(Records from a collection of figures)
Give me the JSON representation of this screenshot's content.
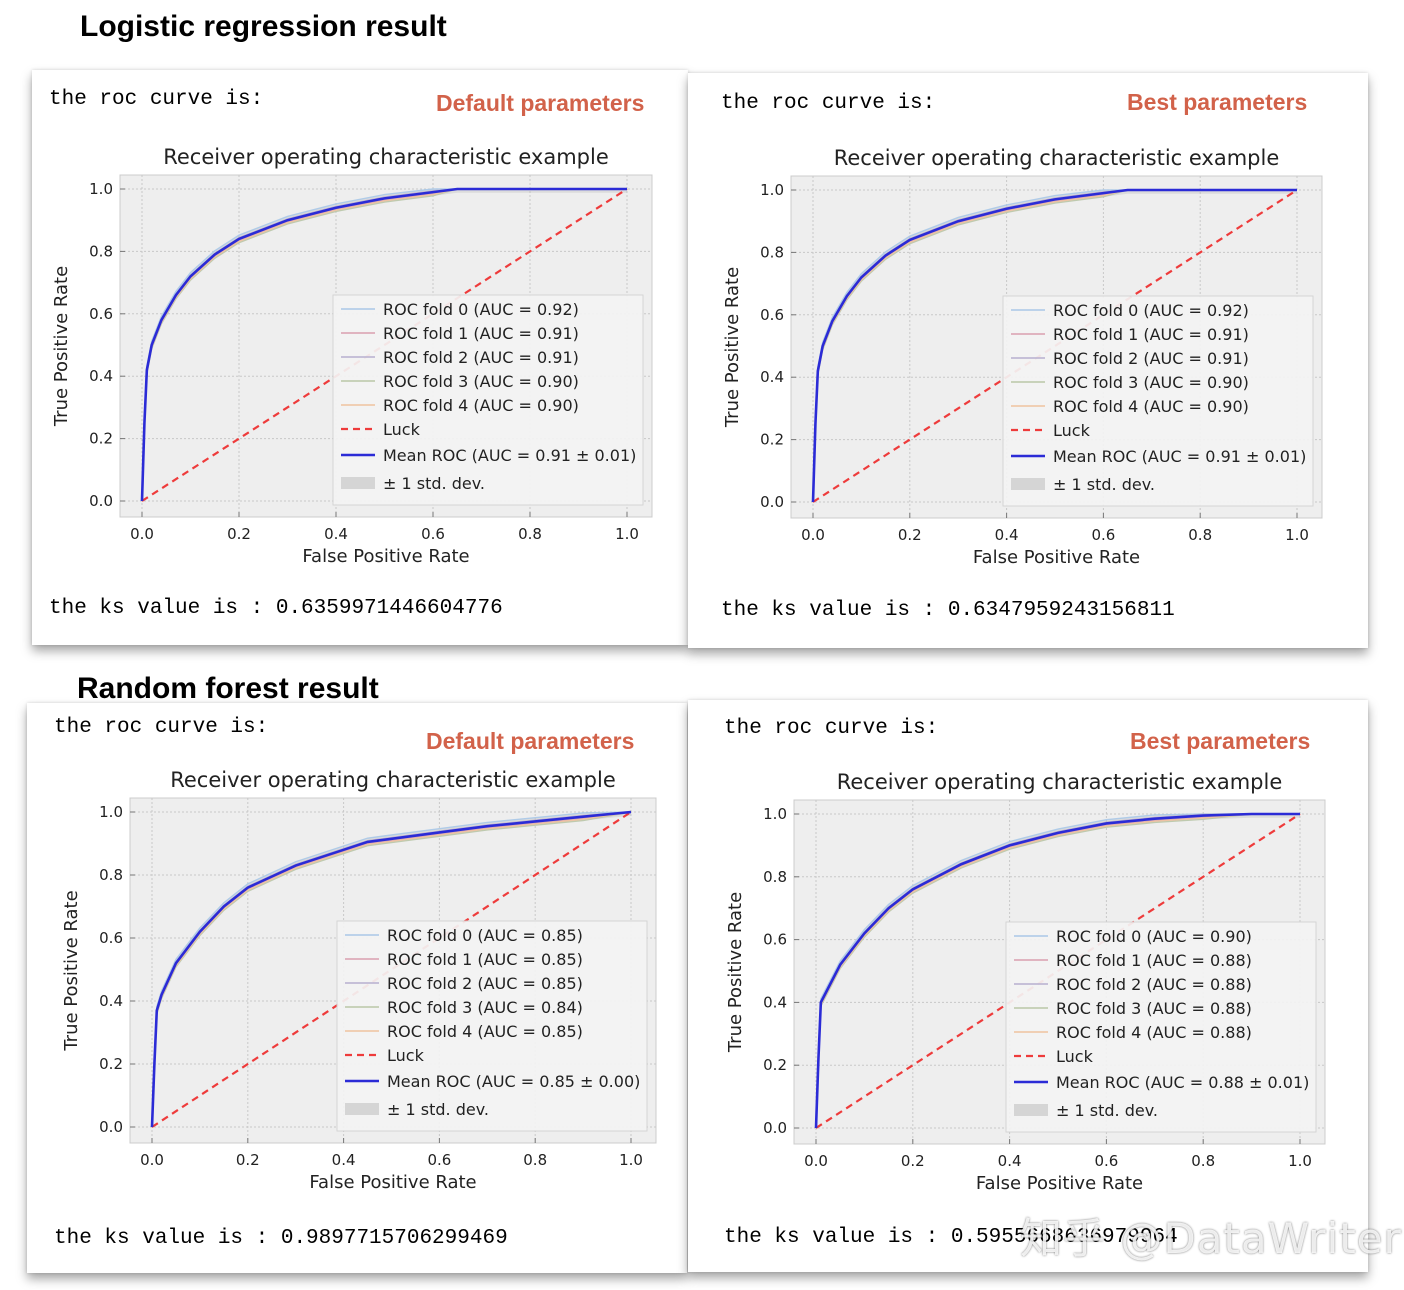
{
  "sections": {
    "logistic_title": "Logistic regression result",
    "forest_title": "Random forest result"
  },
  "panels": [
    {
      "roc_label": "the roc curve is:",
      "param_label": "Default parameters",
      "ks_text": "the ks value is : 0.6359971446604776"
    },
    {
      "roc_label": "the roc curve is:",
      "param_label": "Best parameters",
      "ks_text": "the ks value is : 0.6347959243156811"
    },
    {
      "roc_label": "the roc curve is:",
      "param_label": "Default parameters",
      "ks_text": "the ks value is : 0.9897715706299469"
    },
    {
      "roc_label": "the roc curve is:",
      "param_label": "Best parameters",
      "ks_text": "the ks value is : 0.5955668636979964"
    }
  ],
  "watermark": "知乎 @DataWriter",
  "colors": {
    "accent": "#d2624a",
    "mean_roc": "#2b2bd6",
    "luck": "#ee3b3b",
    "plot_bg": "#eeeeee"
  },
  "chart_data": [
    {
      "type": "line",
      "title": "Receiver operating characteristic example",
      "xlabel": "False Positive Rate",
      "ylabel": "True Positive Rate",
      "xlim": [
        0,
        1
      ],
      "ylim": [
        0,
        1
      ],
      "xticks": [
        "0.0",
        "0.2",
        "0.4",
        "0.6",
        "0.8",
        "1.0"
      ],
      "yticks": [
        "0.0",
        "0.2",
        "0.4",
        "0.6",
        "0.8",
        "1.0"
      ],
      "legend": [
        "ROC fold 0 (AUC = 0.92)",
        "ROC fold 1 (AUC = 0.91)",
        "ROC fold 2 (AUC = 0.91)",
        "ROC fold 3 (AUC = 0.90)",
        "ROC fold 4 (AUC = 0.90)",
        "Luck",
        "Mean ROC (AUC = 0.91 ± 0.01)",
        "± 1 std. dev."
      ],
      "legend_position": "lower-right",
      "x": [
        0,
        0.005,
        0.01,
        0.02,
        0.04,
        0.07,
        0.1,
        0.15,
        0.2,
        0.3,
        0.4,
        0.5,
        0.6,
        0.65,
        1.0
      ],
      "mean_roc": [
        0,
        0.25,
        0.42,
        0.5,
        0.58,
        0.66,
        0.72,
        0.79,
        0.84,
        0.9,
        0.94,
        0.97,
        0.99,
        1.0,
        1.0
      ]
    },
    {
      "type": "line",
      "title": "Receiver operating characteristic example",
      "xlabel": "False Positive Rate",
      "ylabel": "True Positive Rate",
      "xlim": [
        0,
        1
      ],
      "ylim": [
        0,
        1
      ],
      "xticks": [
        "0.0",
        "0.2",
        "0.4",
        "0.6",
        "0.8",
        "1.0"
      ],
      "yticks": [
        "0.0",
        "0.2",
        "0.4",
        "0.6",
        "0.8",
        "1.0"
      ],
      "legend": [
        "ROC fold 0 (AUC = 0.92)",
        "ROC fold 1 (AUC = 0.91)",
        "ROC fold 2 (AUC = 0.91)",
        "ROC fold 3 (AUC = 0.90)",
        "ROC fold 4 (AUC = 0.90)",
        "Luck",
        "Mean ROC (AUC = 0.91 ± 0.01)",
        "± 1 std. dev."
      ],
      "legend_position": "lower-right",
      "x": [
        0,
        0.005,
        0.01,
        0.02,
        0.04,
        0.07,
        0.1,
        0.15,
        0.2,
        0.3,
        0.4,
        0.5,
        0.6,
        0.65,
        1.0
      ],
      "mean_roc": [
        0,
        0.25,
        0.42,
        0.5,
        0.58,
        0.66,
        0.72,
        0.79,
        0.84,
        0.9,
        0.94,
        0.97,
        0.99,
        1.0,
        1.0
      ]
    },
    {
      "type": "line",
      "title": "Receiver operating characteristic example",
      "xlabel": "False Positive Rate",
      "ylabel": "True Positive Rate",
      "xlim": [
        0,
        1
      ],
      "ylim": [
        0,
        1
      ],
      "xticks": [
        "0.0",
        "0.2",
        "0.4",
        "0.6",
        "0.8",
        "1.0"
      ],
      "yticks": [
        "0.0",
        "0.2",
        "0.4",
        "0.6",
        "0.8",
        "1.0"
      ],
      "legend": [
        "ROC fold 0 (AUC = 0.85)",
        "ROC fold 1 (AUC = 0.85)",
        "ROC fold 2 (AUC = 0.85)",
        "ROC fold 3 (AUC = 0.84)",
        "ROC fold 4 (AUC = 0.85)",
        "Luck",
        "Mean ROC (AUC = 0.85 ± 0.00)",
        "± 1 std. dev."
      ],
      "legend_position": "lower-right",
      "x": [
        0,
        0.005,
        0.01,
        0.02,
        0.05,
        0.1,
        0.15,
        0.2,
        0.3,
        0.4,
        0.45,
        0.5,
        0.6,
        0.7,
        0.8,
        0.9,
        1.0
      ],
      "mean_roc": [
        0,
        0.2,
        0.37,
        0.42,
        0.52,
        0.62,
        0.7,
        0.76,
        0.83,
        0.88,
        0.905,
        0.915,
        0.935,
        0.955,
        0.97,
        0.985,
        1.0
      ]
    },
    {
      "type": "line",
      "title": "Receiver operating characteristic example",
      "xlabel": "False Positive Rate",
      "ylabel": "True Positive Rate",
      "xlim": [
        0,
        1
      ],
      "ylim": [
        0,
        1
      ],
      "xticks": [
        "0.0",
        "0.2",
        "0.4",
        "0.6",
        "0.8",
        "1.0"
      ],
      "yticks": [
        "0.0",
        "0.2",
        "0.4",
        "0.6",
        "0.8",
        "1.0"
      ],
      "legend": [
        "ROC fold 0 (AUC = 0.90)",
        "ROC fold 1 (AUC = 0.88)",
        "ROC fold 2 (AUC = 0.88)",
        "ROC fold 3 (AUC = 0.88)",
        "ROC fold 4 (AUC = 0.88)",
        "Luck",
        "Mean ROC (AUC = 0.88 ± 0.01)",
        "± 1 std. dev."
      ],
      "legend_position": "lower-right",
      "x": [
        0,
        0.005,
        0.01,
        0.02,
        0.05,
        0.1,
        0.15,
        0.2,
        0.3,
        0.4,
        0.5,
        0.6,
        0.7,
        0.8,
        0.9,
        1.0
      ],
      "mean_roc": [
        0,
        0.22,
        0.4,
        0.43,
        0.52,
        0.62,
        0.7,
        0.76,
        0.84,
        0.9,
        0.94,
        0.97,
        0.985,
        0.995,
        1.0,
        1.0
      ]
    }
  ]
}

Task »
Go through the material line by line. Show each line that contains the string "value".

The response »
      "ks_text": "the ks value is : 0.6359971446604776"
      "ks_text": "the ks value is : 0.6347959243156811"
      "ks_text": "the ks value is : 0.9897715706299469"
      "ks_text": "the ks value is : 0.5955668636979964"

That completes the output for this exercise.